Enumera todas las personas que el fragmento citado menciona por su nombre, con el tratamiento que las acompaña.

FRAGMENTO CITADO
=-=-=
El P. Cristóbal Antici, amigo y discípulo del P. Antonio, escribió su biografía. Poco después de la muerte del beato, se llevó a cabo una encuesta oficial sobre sus virtudes y milagros, gracias a Mons. Gualteri, quien había conocido bien al beato y le tenía en gran estima. Los documentos impresos del proceso de beatificación están a la disposición de los eruditos. Lady Amabel Kerr publicó en 1901 una detallada biografía, titulada A Saint of the Oratory. Véase también E. I. Watkin, Neglected Saints (1955).
=-=-=
CONJUNTO DE DATOS

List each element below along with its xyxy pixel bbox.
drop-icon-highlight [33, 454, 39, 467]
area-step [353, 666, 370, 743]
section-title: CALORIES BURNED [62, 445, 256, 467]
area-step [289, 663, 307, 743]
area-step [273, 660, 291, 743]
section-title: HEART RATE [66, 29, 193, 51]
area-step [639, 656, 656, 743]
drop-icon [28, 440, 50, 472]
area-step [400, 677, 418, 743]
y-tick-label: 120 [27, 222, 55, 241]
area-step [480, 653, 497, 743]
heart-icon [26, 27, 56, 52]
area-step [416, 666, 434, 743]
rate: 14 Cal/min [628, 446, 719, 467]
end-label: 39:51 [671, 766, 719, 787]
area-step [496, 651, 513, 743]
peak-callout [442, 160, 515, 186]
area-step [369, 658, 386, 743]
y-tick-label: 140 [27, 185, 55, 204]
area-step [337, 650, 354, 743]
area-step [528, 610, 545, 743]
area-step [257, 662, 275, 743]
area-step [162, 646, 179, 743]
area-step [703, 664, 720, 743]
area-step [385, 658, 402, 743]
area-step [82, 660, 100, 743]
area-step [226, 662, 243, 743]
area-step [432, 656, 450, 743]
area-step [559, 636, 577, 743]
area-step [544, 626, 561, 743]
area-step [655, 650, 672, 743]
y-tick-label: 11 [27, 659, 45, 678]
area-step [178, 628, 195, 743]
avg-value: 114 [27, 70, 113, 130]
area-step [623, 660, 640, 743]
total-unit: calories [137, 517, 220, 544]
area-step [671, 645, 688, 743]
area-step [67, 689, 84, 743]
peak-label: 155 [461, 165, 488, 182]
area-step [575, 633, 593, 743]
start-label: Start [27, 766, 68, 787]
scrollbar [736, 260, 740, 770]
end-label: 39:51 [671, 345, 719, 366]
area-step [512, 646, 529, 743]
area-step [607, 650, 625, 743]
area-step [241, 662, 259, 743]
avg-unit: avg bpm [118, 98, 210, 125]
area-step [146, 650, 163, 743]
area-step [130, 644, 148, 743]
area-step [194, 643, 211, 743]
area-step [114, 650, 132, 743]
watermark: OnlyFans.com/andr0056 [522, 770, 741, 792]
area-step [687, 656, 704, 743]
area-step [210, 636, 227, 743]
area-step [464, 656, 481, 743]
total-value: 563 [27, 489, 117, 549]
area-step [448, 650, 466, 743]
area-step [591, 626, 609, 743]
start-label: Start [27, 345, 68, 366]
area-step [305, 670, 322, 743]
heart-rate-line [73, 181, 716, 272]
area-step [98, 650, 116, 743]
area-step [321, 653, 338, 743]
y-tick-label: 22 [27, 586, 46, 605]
=-=-=
SOLUCIÓN
- P. Cristóbal Antici
- P. Antonio
- Mons. Gualteri
- Lady Amabel Kerr
- E. I. Watkin